YOUR OBJECTIVE | In the listing below, locate the lines that hold the string "movements". Copy those lines.
--*--
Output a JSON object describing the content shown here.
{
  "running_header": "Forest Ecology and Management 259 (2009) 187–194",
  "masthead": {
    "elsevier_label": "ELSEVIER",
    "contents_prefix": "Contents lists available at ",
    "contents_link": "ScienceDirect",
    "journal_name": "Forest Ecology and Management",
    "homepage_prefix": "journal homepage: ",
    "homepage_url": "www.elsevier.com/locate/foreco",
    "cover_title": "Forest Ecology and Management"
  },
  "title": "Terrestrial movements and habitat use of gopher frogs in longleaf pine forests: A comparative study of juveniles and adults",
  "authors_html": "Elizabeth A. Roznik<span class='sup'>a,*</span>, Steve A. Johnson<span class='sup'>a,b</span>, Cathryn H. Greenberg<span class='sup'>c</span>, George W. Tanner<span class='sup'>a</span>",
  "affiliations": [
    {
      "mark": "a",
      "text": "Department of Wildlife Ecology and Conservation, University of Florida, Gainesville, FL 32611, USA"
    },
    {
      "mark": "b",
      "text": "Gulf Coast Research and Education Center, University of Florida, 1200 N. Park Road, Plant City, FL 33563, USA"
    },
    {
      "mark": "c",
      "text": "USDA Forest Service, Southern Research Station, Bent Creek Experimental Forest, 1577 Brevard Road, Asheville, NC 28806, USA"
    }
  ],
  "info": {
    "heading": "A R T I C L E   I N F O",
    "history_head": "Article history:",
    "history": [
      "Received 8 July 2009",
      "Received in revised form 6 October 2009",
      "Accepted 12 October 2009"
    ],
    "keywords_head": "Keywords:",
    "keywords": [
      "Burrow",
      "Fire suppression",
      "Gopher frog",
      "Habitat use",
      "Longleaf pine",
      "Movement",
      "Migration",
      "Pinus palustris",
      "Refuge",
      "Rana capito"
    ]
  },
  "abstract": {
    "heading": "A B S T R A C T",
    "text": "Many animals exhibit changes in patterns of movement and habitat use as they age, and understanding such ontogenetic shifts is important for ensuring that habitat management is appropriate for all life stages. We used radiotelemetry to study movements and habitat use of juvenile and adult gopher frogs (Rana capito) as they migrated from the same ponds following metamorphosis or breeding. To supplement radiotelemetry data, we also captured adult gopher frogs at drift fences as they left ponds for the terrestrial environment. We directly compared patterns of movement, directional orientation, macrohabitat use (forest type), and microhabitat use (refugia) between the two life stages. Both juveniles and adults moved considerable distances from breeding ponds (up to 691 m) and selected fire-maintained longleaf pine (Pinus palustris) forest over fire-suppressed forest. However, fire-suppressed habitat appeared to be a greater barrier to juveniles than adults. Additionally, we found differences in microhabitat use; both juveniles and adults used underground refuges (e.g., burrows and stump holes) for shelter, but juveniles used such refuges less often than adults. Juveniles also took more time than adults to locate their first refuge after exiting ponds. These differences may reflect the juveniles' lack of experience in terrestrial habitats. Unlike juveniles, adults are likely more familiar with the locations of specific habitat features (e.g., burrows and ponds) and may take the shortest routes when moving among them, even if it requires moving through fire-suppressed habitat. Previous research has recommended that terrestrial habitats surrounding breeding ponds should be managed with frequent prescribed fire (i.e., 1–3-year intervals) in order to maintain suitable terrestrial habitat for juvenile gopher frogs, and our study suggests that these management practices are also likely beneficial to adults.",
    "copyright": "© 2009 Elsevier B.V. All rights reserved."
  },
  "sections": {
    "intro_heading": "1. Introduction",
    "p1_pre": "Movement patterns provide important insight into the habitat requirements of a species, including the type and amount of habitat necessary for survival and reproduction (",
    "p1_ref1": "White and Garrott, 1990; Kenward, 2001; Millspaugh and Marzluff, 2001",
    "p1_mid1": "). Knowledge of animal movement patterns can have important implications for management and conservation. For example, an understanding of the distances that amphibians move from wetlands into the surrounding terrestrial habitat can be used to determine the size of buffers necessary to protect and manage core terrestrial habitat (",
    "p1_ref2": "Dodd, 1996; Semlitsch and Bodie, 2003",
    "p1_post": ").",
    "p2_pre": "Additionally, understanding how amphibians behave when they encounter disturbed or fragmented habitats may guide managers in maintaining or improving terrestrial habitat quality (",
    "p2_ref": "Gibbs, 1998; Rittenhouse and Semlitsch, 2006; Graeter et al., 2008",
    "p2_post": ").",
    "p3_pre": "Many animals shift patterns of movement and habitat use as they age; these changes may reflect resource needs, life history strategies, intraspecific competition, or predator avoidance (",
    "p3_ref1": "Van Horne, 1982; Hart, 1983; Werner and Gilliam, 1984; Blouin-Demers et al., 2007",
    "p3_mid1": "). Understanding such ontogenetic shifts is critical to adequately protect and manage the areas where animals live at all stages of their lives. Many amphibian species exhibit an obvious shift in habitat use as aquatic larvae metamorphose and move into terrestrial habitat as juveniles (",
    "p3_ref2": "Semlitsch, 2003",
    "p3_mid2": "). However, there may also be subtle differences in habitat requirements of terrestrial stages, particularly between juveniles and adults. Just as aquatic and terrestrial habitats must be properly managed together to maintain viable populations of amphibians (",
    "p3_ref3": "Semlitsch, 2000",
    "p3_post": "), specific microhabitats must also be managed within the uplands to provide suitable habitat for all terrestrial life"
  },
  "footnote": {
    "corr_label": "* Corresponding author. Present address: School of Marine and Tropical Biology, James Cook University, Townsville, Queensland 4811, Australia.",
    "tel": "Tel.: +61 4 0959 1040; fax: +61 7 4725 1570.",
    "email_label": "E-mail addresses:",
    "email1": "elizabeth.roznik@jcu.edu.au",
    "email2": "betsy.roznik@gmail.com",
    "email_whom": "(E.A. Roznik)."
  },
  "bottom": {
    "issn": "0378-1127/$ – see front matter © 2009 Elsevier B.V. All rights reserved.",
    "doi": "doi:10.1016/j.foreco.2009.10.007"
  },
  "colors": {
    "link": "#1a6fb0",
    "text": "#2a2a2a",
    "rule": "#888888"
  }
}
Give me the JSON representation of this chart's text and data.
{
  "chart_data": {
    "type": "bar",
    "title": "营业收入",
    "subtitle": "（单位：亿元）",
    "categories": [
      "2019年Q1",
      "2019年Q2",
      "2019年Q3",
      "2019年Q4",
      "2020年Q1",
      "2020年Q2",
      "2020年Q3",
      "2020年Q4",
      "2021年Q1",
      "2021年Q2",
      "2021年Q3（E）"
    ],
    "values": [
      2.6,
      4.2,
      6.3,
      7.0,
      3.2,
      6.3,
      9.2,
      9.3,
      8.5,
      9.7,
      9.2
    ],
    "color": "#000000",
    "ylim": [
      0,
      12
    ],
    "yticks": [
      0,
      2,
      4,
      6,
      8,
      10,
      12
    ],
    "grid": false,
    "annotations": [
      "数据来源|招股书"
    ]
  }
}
--*--
FULL OUTPUT |
  "title": "Terrestrial movements and habitat use of gopher frogs in longleaf pine forests: A comparative study of juveniles and adults",
    "text": "Many animals exhibit changes in patterns of movement and habitat use as they age, and understanding such ontogenetic shifts is important for ensuring that habitat management is appropriate for all life stages. We used radiotelemetry to study movements and habitat use of juvenile and adult gopher frogs (Rana capito) as they migrated from the same ponds following metamorphosis or breeding. To supplement radiotelemetry data, we also captured adult gopher frogs at drift fences as they left ponds for the terrestrial environment. We directly compared patterns of movement, directional orientation, macrohabitat use (forest type), and microhabitat use (refugia) between the two life stages. Both juveniles and adults moved considerable distances from breeding ponds (up to 691 m) and selected fire-maintained longleaf pine (Pinus palustris) forest over fire-suppressed forest. However, fire-suppressed habitat appeared to be a greater barrier to juveniles than adults. Additionally, we found differences in microhabitat use; both juveniles and adults used underground refuges (e.g., burrows and stump holes) for shelter, but juveniles used such refuges less often than adults. Juveniles also took more time than adults to locate their first refuge after exiting ponds. These differences may reflect the juveniles' lack of experience in terrestrial habitats. Unlike juveniles, adults are likely more familiar with the locations of specific habitat features (e.g., burrows and ponds) and may take the shortest routes when moving among them, even if it requires moving through fire-suppressed habitat. Previous research has recommended that terrestrial habitats surrounding breeding ponds should be managed with frequent prescribed fire (i.e., 1–3-year intervals) in order to maintain suitable terrestrial habitat for juvenile gopher frogs, and our study suggests that these management practices are also likely beneficial to adults.",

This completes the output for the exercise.